#### [TASK DESCRIPTION]
Return every record below exactly as written, omitting any pictures.

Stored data
* START *
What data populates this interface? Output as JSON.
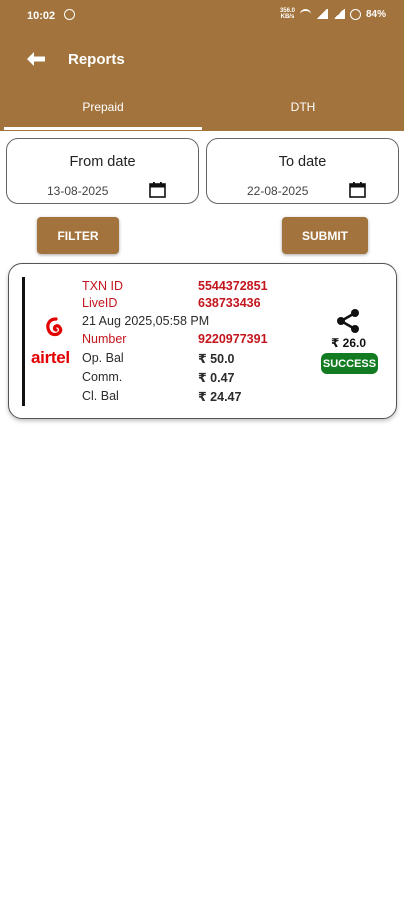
{
  "status_bar": {
    "time": "10:02",
    "speed": "356.0",
    "speed_unit": "KB/s",
    "battery": "84%"
  },
  "header": {
    "title": "Reports"
  },
  "tabs": [
    {
      "label": "Prepaid",
      "active": true
    },
    {
      "label": "DTH",
      "active": false
    }
  ],
  "filters": {
    "from_label": "From date",
    "from_value": "13-08-2025",
    "to_label": "To date",
    "to_value": "22-08-2025",
    "filter_label": "FILTER",
    "submit_label": "SUBMIT"
  },
  "transaction": {
    "operator_logo_text": "airtel",
    "txn_label": "TXN ID",
    "txn_value": "5544372851",
    "live_label": "LiveID",
    "live_value": "638733436",
    "datetime": "21 Aug 2025,05:58 PM",
    "number_label": "Number",
    "number_value": "9220977391",
    "opbal_label": "Op. Bal",
    "opbal_value": "₹ 50.0",
    "comm_label": "Comm.",
    "comm_value": "₹ 0.47",
    "clbal_label": "Cl. Bal",
    "clbal_value": "₹ 24.47",
    "amount": "₹ 26.0",
    "status": "SUCCESS"
  },
  "colors": {
    "brand": "#a2733c",
    "success": "#137c22",
    "accent_red": "#c3151d"
  }
}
* END *
#### [OUTPUT]
What data populates this interface? Output as JSON.
{
  "status_bar": {
    "time": "10:02",
    "speed": "356.0",
    "speed_unit": "KB/s",
    "battery": "84%"
  },
  "header": {
    "title": "Reports"
  },
  "tabs": [
    {
      "label": "Prepaid",
      "active": true
    },
    {
      "label": "DTH",
      "active": false
    }
  ],
  "filters": {
    "from_label": "From date",
    "from_value": "13-08-2025",
    "to_label": "To date",
    "to_value": "22-08-2025",
    "filter_label": "FILTER",
    "submit_label": "SUBMIT"
  },
  "transaction": {
    "operator_logo_text": "airtel",
    "txn_label": "TXN ID",
    "txn_value": "5544372851",
    "live_label": "LiveID",
    "live_value": "638733436",
    "datetime": "21 Aug 2025,05:58 PM",
    "number_label": "Number",
    "number_value": "9220977391",
    "opbal_label": "Op. Bal",
    "opbal_value": "₹ 50.0",
    "comm_label": "Comm.",
    "comm_value": "₹ 0.47",
    "clbal_label": "Cl. Bal",
    "clbal_value": "₹ 24.47",
    "amount": "₹ 26.0",
    "status": "SUCCESS"
  },
  "colors": {
    "brand": "#a2733c",
    "success": "#137c22",
    "accent_red": "#c3151d"
  }
}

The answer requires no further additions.